**REQUEST**
Transcribe the material word for word, but without the images.

**INFORMATION SHOWN**
START
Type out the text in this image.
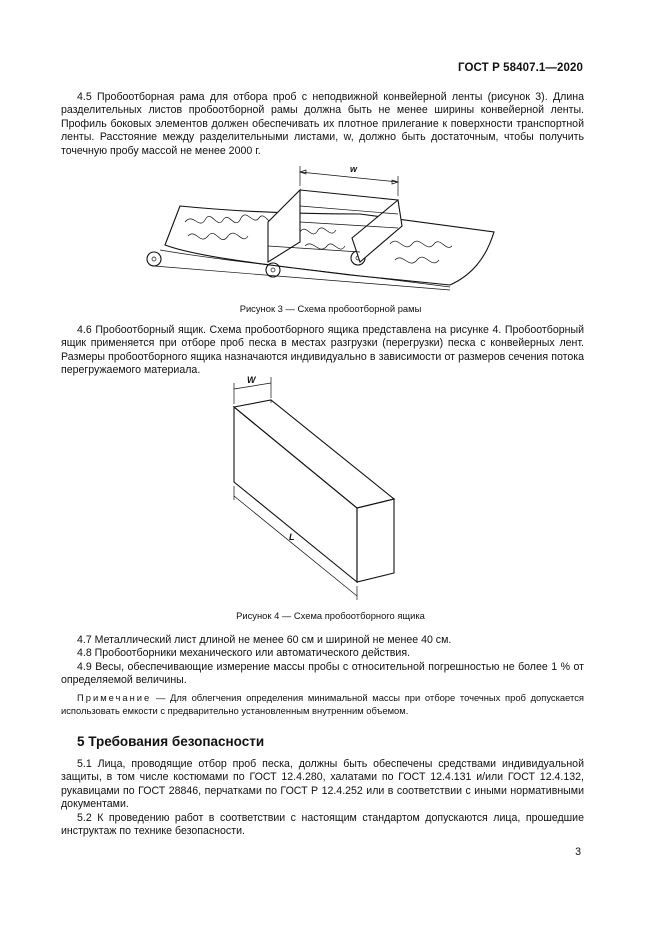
ГОСТ Р 58407.1—2020

4.5 Пробоотборная рама для отбора проб с неподвижной конвейерной ленты (рисунок 3). Длина разделительных листов пробоотборной рамы должна быть не менее ширины конвейерной ленты. Профиль боковых элементов должен обеспечивать их плотное прилегание к поверхности транспортной ленты. Расстояние между разделительными листами, w, должно быть достаточным, чтобы получить точечную пробу массой не менее 2000 г.

w
Рисунок 3 — Схема пробоотборной рамы

4.6 Пробоотборный ящик. Схема пробоотборного ящика представлена на рисунке 4. Пробоотборный ящик применяется при отборе проб песка в местах разгрузки (перегрузки) песка с конвейерных лент. Размеры пробоотборного ящика назначаются индивидуально в зависимости от размеров сечения потока перегружаемого материала.

W
L
Рисунок 4 — Схема пробоотборного ящика

4.7 Металлический лист длиной не менее 60 см и шириной не менее 40 см.

4.8 Пробоотборники механического или автоматического действия.

4.9 Весы, обеспечивающие измерение массы пробы с относительной погрешностью не более 1 % от определяемой величины.

Примечание — Для облегчения определения минимальной массы при отборе точечных проб допускается использовать емкости с предварительно установленным внутренним объемом.

5 Требования безопасности

5.1 Лица, проводящие отбор проб песка, должны быть обеспечены средствами индивидуальной защиты, в том числе костюмами по ГОСТ 12.4.280, халатами по ГОСТ 12.4.131 и/или ГОСТ 12.4.132, рукавицами по ГОСТ 28846, перчатками по ГОСТ Р 12.4.252 или в соответствии с иными нормативными документами.

5.2 К проведению работ в соответствии с настоящим стандартом допускаются лица, прошедшие инструктаж по технике безопасности.

3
END
**ANSWER TO THE TASK**
Type out the text in this image.
ГОСТ Р 58407.1—2020

4.5 Пробоотборная рама для отбора проб с неподвижной конвейерной ленты (рисунок 3). Длина разделительных листов пробоотборной рамы должна быть не менее ширины конвейерной ленты. Профиль боковых элементов должен обеспечивать их плотное прилегание к поверхности транспортной ленты. Расстояние между разделительными листами, w, должно быть достаточным, чтобы получить точечную пробу массой не менее 2000 г.

w
Рисунок 3 — Схема пробоотборной рамы

4.6 Пробоотборный ящик. Схема пробоотборного ящика представлена на рисунке 4. Пробоотборный ящик применяется при отборе проб песка в местах разгрузки (перегрузки) песка с конвейерных лент. Размеры пробоотборного ящика назначаются индивидуально в зависимости от размеров сечения потока перегружаемого материала.

W
L
Рисунок 4 — Схема пробоотборного ящика

4.7 Металлический лист длиной не менее 60 см и шириной не менее 40 см.

4.8 Пробоотборники механического или автоматического действия.

4.9 Весы, обеспечивающие измерение массы пробы с относительной погрешностью не более 1 % от определяемой величины.

Примечание — Для облегчения определения минимальной массы при отборе точечных проб допускается использовать емкости с предварительно установленным внутренним объемом.

5 Требования безопасности

5.1 Лица, проводящие отбор проб песка, должны быть обеспечены средствами индивидуальной защиты, в том числе костюмами по ГОСТ 12.4.280, халатами по ГОСТ 12.4.131 и/или ГОСТ 12.4.132, рукавицами по ГОСТ 28846, перчатками по ГОСТ Р 12.4.252 или в соответствии с иными нормативными документами.

5.2 К проведению работ в соответствии с настоящим стандартом допускаются лица, прошедшие инструктаж по технике безопасности.

3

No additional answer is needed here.